> _EXERCISE REQUIREMENTS_
Find the string "относительно" in the listing and report every line that has it.

(Dataset entries)
---------------

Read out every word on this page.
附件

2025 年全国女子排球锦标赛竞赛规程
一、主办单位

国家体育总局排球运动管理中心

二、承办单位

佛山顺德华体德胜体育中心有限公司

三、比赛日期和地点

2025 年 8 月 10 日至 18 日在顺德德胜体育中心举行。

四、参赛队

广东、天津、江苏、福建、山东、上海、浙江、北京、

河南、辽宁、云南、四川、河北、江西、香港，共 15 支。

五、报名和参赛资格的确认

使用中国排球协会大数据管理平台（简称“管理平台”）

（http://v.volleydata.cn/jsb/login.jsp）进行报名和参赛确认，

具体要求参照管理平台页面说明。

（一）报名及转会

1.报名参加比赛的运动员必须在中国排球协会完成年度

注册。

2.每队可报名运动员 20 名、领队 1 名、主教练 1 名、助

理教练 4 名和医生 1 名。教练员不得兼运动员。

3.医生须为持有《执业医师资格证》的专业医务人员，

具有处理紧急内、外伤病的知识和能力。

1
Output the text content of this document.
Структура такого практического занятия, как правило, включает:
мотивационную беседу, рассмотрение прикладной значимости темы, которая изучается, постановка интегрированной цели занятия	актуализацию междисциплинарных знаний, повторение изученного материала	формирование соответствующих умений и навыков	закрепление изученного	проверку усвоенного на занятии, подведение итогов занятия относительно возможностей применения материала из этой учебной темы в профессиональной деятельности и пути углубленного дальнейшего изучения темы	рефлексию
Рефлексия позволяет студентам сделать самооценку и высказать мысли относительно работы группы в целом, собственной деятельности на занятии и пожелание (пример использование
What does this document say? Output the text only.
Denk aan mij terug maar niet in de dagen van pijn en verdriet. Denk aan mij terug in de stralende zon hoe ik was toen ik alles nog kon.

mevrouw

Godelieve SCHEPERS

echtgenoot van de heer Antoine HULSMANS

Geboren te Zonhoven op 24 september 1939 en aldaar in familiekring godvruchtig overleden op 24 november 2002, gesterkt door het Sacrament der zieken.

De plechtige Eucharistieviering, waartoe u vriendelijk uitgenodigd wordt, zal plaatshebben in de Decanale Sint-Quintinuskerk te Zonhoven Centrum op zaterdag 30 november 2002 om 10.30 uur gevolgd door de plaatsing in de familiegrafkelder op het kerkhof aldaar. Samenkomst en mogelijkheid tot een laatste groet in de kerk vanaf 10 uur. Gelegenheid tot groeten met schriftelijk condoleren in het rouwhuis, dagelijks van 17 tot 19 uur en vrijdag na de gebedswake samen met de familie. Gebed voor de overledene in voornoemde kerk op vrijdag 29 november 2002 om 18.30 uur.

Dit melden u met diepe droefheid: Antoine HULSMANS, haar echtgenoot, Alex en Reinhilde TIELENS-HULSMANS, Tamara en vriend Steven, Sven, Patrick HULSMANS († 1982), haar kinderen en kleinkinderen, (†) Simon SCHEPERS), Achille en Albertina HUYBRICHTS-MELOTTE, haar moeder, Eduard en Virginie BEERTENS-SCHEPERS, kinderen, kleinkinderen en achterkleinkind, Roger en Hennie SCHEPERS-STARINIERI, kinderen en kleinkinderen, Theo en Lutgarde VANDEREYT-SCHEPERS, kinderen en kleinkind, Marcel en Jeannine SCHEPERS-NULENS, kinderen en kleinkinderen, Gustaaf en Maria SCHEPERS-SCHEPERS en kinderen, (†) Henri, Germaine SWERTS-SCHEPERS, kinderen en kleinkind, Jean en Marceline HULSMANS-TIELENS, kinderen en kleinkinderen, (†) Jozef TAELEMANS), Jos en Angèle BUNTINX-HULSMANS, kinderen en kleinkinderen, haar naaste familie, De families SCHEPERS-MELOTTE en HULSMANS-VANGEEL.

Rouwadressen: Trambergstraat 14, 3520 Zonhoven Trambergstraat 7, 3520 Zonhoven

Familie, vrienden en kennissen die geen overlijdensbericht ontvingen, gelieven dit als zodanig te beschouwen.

---------------

> _SOLUTION FOR THIS TASK_
мотивационную беседу, рассмотрение прикладной значимости темы, которая изучается, постановка интегрированной цели занятия	актуализацию междисциплинарных знаний, повторение изученного материала	формирование соответствующих умений и навыков	закрепление изученного	проверку усвоенного на занятии, подведение итогов занятия относительно возможностей применения материала из этой учебной темы в профессиональной деятельности и пути углубленного дальнейшего изучения темы	рефлексию
Рефлексия позволяет студентам сделать самооценку и высказать мысли относительно работы группы в целом, собственной деятельности на занятии и пожелание (пример использование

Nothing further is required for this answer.